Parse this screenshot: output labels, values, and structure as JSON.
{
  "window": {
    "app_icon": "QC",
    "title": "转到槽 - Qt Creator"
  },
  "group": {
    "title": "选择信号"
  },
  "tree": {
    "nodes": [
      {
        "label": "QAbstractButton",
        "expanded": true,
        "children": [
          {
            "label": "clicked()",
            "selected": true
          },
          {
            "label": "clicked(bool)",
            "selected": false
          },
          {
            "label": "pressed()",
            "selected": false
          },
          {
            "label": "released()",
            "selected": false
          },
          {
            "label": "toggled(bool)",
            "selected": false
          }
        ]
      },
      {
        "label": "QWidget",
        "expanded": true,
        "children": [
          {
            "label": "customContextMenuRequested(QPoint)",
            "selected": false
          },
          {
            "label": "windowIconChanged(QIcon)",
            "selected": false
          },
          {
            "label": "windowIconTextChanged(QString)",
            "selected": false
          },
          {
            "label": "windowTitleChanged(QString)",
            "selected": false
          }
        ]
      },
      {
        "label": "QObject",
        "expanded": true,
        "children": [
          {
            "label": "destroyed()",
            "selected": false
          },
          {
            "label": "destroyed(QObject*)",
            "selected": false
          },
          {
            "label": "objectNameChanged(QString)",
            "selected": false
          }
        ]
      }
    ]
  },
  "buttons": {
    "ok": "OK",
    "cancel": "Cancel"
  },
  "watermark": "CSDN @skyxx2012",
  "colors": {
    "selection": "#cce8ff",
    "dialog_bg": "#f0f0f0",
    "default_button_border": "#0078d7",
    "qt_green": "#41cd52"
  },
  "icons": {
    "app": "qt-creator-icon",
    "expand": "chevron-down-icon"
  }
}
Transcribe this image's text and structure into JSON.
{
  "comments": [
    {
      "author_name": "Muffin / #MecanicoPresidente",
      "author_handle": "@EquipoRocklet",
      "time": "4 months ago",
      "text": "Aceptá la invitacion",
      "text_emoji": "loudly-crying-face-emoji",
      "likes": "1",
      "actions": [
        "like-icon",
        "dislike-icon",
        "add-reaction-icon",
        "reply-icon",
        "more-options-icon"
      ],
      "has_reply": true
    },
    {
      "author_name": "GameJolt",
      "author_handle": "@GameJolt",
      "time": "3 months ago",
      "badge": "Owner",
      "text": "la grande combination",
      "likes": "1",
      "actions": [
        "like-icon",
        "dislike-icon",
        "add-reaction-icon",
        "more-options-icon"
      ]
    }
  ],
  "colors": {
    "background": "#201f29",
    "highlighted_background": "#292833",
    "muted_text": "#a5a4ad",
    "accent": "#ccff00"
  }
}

Task to complete: Select and copy every line from the records that includes the word "GameJolt".

Final result:
      "author_name": "GameJolt",
      "author_handle": "@GameJolt",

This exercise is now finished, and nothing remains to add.